TASK REQUIREMENTS:
Tally the lines that include "Find". Output the number only.

>> Begin

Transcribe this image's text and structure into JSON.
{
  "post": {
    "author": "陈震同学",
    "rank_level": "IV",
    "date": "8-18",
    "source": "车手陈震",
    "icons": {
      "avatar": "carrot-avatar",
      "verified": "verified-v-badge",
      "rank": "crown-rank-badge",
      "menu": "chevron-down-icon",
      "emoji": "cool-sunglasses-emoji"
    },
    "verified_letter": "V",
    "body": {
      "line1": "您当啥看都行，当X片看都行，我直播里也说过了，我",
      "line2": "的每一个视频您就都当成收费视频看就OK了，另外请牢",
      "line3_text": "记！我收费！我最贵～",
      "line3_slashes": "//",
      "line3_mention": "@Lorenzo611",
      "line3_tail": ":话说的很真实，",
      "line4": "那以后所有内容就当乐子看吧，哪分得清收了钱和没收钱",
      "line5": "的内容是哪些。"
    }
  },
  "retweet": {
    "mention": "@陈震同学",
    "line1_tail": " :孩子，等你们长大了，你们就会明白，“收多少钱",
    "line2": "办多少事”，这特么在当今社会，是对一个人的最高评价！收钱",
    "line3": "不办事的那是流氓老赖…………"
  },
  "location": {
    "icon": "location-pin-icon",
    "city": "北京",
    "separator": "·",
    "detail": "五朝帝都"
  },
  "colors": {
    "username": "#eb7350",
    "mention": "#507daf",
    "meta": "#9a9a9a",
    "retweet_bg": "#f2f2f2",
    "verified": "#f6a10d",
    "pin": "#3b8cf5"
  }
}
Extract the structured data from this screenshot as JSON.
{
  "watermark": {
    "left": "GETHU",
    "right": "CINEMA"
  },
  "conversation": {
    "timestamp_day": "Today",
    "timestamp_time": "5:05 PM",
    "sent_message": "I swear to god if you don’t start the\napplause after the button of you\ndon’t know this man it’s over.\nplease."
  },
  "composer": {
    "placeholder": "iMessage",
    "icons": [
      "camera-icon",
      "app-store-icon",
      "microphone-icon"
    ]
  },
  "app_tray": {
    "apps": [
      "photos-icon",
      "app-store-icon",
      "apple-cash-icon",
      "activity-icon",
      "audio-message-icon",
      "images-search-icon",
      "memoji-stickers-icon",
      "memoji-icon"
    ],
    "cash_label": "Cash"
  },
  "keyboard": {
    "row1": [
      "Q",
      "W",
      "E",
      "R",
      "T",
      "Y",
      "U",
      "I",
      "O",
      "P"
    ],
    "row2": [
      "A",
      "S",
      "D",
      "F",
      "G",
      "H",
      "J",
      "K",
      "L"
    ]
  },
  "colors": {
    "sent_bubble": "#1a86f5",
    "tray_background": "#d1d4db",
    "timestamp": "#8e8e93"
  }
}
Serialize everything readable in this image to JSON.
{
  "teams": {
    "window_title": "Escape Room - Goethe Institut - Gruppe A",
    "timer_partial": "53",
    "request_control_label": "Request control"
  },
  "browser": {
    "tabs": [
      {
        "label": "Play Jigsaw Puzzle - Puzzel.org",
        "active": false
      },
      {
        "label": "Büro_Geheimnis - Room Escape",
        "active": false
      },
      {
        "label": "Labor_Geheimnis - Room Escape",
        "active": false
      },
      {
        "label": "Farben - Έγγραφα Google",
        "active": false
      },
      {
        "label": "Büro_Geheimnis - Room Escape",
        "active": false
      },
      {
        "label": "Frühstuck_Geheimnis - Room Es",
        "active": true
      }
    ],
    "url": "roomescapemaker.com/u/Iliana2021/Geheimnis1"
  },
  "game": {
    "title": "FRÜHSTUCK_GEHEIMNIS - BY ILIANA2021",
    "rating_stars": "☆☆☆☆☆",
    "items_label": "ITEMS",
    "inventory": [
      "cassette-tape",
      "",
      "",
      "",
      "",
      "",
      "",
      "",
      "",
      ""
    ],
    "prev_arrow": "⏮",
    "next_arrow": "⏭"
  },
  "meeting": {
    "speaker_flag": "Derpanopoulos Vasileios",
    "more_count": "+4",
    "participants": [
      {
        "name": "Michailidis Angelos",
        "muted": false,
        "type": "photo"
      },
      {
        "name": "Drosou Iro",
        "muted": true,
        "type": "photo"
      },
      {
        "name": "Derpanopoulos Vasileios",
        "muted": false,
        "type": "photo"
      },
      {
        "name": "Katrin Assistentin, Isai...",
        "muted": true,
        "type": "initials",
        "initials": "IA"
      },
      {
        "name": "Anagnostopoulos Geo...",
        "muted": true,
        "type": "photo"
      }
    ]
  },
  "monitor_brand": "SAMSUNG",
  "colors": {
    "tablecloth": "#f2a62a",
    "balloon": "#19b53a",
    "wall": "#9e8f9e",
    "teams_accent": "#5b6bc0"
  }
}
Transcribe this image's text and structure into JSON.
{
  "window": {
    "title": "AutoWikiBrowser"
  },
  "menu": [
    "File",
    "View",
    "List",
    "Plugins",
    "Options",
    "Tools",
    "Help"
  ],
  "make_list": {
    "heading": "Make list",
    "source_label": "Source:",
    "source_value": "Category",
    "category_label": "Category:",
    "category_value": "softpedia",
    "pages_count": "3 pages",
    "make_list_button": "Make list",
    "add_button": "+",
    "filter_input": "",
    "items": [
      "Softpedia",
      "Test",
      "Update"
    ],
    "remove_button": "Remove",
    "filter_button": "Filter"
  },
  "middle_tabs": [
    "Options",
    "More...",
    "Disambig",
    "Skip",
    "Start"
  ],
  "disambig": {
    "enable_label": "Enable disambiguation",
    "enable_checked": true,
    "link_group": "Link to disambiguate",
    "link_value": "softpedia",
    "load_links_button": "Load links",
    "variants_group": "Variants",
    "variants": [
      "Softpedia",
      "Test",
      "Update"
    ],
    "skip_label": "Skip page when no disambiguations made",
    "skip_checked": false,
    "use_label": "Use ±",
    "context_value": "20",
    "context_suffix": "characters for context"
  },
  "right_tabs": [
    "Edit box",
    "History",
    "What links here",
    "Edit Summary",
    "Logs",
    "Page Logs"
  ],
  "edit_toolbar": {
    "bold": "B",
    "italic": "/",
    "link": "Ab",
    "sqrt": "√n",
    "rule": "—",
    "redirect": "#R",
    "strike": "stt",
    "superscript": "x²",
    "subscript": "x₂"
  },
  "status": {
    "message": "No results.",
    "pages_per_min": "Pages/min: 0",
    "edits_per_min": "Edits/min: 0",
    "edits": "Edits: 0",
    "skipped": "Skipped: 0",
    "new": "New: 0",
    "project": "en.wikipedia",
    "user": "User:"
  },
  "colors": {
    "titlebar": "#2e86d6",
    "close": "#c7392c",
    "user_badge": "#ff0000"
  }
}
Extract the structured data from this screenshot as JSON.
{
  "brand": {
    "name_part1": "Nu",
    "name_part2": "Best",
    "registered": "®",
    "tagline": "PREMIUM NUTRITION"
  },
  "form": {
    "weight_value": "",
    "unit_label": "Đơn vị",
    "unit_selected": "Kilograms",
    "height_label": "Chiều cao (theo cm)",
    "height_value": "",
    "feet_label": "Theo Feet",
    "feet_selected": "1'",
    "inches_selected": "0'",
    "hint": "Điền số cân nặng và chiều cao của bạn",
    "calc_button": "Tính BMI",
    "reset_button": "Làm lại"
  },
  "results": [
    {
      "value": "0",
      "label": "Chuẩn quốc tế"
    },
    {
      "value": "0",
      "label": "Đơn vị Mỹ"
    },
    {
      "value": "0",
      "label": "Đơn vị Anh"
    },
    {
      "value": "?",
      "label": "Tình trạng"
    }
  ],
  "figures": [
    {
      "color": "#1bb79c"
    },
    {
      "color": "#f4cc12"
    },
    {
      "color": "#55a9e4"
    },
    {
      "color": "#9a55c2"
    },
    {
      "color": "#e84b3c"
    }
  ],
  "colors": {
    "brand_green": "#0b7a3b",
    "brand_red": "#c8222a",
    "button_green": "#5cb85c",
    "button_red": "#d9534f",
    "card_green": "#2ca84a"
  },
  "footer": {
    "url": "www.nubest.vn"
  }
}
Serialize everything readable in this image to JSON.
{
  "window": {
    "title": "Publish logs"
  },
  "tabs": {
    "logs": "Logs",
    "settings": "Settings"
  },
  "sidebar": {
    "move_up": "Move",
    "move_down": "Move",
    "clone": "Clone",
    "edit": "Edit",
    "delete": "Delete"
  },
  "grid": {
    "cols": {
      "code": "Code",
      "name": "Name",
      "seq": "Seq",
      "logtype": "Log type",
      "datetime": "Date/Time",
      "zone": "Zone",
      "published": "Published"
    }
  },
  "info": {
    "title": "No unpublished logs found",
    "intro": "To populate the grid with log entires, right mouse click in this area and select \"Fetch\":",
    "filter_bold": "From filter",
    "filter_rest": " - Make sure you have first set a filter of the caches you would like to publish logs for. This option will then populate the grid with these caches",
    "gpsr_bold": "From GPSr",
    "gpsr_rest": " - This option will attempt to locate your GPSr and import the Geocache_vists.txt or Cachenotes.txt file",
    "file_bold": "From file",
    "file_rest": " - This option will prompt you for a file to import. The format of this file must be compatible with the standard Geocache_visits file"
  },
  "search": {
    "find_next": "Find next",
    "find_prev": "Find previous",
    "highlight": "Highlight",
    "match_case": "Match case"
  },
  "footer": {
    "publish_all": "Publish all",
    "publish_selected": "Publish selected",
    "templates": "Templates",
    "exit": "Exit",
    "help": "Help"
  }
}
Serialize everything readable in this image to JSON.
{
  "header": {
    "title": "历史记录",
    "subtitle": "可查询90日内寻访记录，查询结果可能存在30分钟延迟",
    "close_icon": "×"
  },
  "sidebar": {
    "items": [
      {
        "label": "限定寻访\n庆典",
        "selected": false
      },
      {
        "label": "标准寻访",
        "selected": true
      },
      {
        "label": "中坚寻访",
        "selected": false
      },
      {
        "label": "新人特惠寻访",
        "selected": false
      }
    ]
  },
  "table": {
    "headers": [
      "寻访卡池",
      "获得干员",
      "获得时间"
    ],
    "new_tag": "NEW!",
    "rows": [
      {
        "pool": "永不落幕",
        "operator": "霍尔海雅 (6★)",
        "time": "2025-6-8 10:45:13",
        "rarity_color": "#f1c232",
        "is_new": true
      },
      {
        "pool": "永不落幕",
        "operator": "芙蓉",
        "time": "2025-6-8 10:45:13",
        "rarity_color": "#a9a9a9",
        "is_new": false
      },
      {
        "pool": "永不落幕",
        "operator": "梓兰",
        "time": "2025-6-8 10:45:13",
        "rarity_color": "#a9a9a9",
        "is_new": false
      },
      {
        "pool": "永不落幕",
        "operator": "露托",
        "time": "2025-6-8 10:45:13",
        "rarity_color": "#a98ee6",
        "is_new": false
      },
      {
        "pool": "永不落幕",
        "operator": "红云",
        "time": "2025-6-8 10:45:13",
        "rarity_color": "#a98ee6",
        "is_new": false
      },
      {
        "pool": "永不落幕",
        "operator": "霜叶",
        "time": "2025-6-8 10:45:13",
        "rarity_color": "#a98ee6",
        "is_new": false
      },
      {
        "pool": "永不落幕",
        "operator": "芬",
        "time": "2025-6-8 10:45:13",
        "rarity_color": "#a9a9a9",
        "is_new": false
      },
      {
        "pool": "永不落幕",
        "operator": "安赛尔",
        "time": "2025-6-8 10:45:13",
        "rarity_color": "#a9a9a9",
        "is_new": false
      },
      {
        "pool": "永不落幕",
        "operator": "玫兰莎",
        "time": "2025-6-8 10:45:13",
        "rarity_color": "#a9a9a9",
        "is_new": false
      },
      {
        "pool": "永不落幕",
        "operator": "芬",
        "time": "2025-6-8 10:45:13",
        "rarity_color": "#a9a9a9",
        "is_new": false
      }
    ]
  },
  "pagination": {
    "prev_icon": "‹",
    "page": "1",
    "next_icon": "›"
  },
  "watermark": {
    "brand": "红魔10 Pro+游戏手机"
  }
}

>> End

ANSWER TO THE TASK:
2